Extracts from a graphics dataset
** begin **

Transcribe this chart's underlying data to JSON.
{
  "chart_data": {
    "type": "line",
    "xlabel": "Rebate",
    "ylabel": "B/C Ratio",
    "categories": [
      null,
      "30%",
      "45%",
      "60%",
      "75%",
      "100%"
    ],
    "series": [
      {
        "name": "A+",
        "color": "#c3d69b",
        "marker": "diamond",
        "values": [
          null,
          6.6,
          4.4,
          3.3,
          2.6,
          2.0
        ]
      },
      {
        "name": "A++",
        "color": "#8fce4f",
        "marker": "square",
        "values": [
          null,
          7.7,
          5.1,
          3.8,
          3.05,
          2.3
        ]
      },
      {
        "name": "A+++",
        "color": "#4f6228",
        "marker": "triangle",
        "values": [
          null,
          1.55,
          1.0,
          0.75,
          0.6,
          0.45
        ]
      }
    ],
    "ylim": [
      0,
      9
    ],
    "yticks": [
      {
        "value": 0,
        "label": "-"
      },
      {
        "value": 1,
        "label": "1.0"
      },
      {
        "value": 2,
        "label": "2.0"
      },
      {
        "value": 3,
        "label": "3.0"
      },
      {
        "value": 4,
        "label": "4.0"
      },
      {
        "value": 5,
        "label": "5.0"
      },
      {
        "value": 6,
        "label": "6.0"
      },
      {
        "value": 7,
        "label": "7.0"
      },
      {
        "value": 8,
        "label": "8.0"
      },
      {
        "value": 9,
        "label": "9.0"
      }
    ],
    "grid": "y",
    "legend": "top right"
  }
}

** end **

* **What to produce**: The records above are to be copied in full, exactly as written.

* **Result for this exercise**:
Transcribe this chart's underlying data to JSON.
{
  "chart_data": {
    "type": "line",
    "xlabel": "Rebate",
    "ylabel": "B/C Ratio",
    "categories": [
      null,
      "30%",
      "45%",
      "60%",
      "75%",
      "100%"
    ],
    "series": [
      {
        "name": "A+",
        "color": "#c3d69b",
        "marker": "diamond",
        "values": [
          null,
          6.6,
          4.4,
          3.3,
          2.6,
          2.0
        ]
      },
      {
        "name": "A++",
        "color": "#8fce4f",
        "marker": "square",
        "values": [
          null,
          7.7,
          5.1,
          3.8,
          3.05,
          2.3
        ]
      },
      {
        "name": "A+++",
        "color": "#4f6228",
        "marker": "triangle",
        "values": [
          null,
          1.55,
          1.0,
          0.75,
          0.6,
          0.45
        ]
      }
    ],
    "ylim": [
      0,
      9
    ],
    "yticks": [
      {
        "value": 0,
        "label": "-"
      },
      {
        "value": 1,
        "label": "1.0"
      },
      {
        "value": 2,
        "label": "2.0"
      },
      {
        "value": 3,
        "label": "3.0"
      },
      {
        "value": 4,
        "label": "4.0"
      },
      {
        "value": 5,
        "label": "5.0"
      },
      {
        "value": 6,
        "label": "6.0"
      },
      {
        "value": 7,
        "label": "7.0"
      },
      {
        "value": 8,
        "label": "8.0"
      },
      {
        "value": 9,
        "label": "9.0"
      }
    ],
    "grid": "y",
    "legend": "top right"
  }
}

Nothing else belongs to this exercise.